:: THE EXERCISE ::
State how many lines in the rows below contain the string "Give". Reply with the number alone.

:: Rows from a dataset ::
++++++++++++++++++++

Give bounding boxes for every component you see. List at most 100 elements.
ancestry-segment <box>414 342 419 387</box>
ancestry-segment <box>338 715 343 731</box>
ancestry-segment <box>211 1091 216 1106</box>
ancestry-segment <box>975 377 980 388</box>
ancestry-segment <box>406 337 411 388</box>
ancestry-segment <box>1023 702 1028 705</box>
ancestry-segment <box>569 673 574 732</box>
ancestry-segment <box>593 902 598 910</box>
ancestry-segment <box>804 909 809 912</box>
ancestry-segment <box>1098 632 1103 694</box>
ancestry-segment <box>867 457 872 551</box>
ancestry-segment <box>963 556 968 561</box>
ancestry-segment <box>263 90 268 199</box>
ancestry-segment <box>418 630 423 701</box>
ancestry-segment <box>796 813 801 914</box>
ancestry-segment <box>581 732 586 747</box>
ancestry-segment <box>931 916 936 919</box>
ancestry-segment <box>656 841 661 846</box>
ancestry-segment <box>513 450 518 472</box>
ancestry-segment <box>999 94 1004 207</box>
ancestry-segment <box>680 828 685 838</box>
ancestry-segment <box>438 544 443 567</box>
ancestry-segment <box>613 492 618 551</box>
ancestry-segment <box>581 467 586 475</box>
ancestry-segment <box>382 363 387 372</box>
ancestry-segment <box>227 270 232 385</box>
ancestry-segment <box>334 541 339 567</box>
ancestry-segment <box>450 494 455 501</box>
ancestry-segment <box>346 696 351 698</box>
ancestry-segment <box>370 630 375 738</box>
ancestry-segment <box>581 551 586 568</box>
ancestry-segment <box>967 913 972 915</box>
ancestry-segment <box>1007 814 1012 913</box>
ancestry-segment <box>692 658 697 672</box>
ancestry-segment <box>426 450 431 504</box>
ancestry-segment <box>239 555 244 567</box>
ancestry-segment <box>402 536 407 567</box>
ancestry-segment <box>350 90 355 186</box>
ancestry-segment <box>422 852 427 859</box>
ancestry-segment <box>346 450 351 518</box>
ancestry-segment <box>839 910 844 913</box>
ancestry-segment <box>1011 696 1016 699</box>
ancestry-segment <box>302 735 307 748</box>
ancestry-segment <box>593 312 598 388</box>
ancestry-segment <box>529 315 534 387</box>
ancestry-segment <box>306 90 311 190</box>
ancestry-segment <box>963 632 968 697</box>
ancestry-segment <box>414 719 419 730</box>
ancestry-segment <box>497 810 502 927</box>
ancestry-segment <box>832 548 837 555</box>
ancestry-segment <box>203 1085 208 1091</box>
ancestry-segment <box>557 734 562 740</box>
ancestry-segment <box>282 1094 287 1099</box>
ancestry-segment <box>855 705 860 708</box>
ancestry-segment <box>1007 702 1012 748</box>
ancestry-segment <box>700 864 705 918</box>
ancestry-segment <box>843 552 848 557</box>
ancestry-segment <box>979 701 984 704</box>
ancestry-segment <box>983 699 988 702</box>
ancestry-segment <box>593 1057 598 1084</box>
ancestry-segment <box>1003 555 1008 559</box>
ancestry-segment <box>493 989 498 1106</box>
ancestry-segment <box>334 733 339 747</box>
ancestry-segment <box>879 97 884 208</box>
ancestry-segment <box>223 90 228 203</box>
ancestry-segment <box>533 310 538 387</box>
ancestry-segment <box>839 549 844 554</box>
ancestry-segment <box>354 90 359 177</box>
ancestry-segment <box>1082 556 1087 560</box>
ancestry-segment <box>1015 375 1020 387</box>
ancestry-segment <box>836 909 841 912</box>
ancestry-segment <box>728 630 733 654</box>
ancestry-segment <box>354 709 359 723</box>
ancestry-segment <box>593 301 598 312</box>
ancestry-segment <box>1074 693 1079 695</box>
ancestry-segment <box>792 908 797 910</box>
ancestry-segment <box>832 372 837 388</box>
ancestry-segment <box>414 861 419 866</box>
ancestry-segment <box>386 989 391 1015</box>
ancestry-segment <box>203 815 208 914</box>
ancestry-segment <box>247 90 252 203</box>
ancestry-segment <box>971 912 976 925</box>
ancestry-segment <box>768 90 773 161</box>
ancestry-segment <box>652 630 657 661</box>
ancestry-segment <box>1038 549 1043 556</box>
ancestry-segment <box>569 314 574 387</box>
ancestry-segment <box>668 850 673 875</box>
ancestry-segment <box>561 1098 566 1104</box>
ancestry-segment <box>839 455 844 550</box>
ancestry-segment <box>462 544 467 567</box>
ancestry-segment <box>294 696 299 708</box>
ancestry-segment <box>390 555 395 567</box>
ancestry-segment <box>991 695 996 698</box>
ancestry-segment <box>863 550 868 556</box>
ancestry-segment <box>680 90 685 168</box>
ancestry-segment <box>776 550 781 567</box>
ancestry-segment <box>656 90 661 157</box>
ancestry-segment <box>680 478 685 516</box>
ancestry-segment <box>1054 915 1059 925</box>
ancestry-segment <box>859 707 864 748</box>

++++++++++++++++++++

:: FULL SOLUTION ::
1